Output every record below exactly as it appears.

### Raw records
begin

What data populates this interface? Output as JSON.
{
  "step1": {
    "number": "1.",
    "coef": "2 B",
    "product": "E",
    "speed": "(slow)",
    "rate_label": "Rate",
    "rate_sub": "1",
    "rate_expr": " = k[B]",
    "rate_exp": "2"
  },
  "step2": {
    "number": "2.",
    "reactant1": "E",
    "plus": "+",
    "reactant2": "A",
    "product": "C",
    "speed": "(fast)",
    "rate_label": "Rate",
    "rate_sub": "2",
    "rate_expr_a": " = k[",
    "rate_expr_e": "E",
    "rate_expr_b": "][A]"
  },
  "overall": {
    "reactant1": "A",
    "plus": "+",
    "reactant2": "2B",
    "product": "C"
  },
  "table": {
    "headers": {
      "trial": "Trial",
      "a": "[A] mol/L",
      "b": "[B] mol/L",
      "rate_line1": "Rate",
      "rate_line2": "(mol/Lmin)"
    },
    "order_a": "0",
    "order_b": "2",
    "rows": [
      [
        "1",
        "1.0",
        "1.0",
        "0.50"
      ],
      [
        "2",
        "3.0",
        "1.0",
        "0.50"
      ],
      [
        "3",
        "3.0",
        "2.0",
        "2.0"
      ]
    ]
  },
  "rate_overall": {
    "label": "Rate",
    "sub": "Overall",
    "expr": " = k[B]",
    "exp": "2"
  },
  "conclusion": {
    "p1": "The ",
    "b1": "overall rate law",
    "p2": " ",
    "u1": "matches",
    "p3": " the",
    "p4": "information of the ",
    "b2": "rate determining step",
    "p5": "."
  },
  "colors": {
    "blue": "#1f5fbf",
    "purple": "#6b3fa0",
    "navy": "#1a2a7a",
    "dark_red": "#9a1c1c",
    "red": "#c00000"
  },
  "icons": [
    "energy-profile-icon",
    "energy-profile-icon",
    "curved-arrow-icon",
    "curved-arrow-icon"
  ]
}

end

### FINISHED EXERCISE
What data populates this interface? Output as JSON.
{
  "step1": {
    "number": "1.",
    "coef": "2 B",
    "product": "E",
    "speed": "(slow)",
    "rate_label": "Rate",
    "rate_sub": "1",
    "rate_expr": " = k[B]",
    "rate_exp": "2"
  },
  "step2": {
    "number": "2.",
    "reactant1": "E",
    "plus": "+",
    "reactant2": "A",
    "product": "C",
    "speed": "(fast)",
    "rate_label": "Rate",
    "rate_sub": "2",
    "rate_expr_a": " = k[",
    "rate_expr_e": "E",
    "rate_expr_b": "][A]"
  },
  "overall": {
    "reactant1": "A",
    "plus": "+",
    "reactant2": "2B",
    "product": "C"
  },
  "table": {
    "headers": {
      "trial": "Trial",
      "a": "[A] mol/L",
      "b": "[B] mol/L",
      "rate_line1": "Rate",
      "rate_line2": "(mol/Lmin)"
    },
    "order_a": "0",
    "order_b": "2",
    "rows": [
      [
        "1",
        "1.0",
        "1.0",
        "0.50"
      ],
      [
        "2",
        "3.0",
        "1.0",
        "0.50"
      ],
      [
        "3",
        "3.0",
        "2.0",
        "2.0"
      ]
    ]
  },
  "rate_overall": {
    "label": "Rate",
    "sub": "Overall",
    "expr": " = k[B]",
    "exp": "2"
  },
  "conclusion": {
    "p1": "The ",
    "b1": "overall rate law",
    "p2": " ",
    "u1": "matches",
    "p3": " the",
    "p4": "information of the ",
    "b2": "rate determining step",
    "p5": "."
  },
  "colors": {
    "blue": "#1f5fbf",
    "purple": "#6b3fa0",
    "navy": "#1a2a7a",
    "dark_red": "#9a1c1c",
    "red": "#c00000"
  },
  "icons": [
    "energy-profile-icon",
    "energy-profile-icon",
    "curved-arrow-icon",
    "curved-arrow-icon"
  ]
}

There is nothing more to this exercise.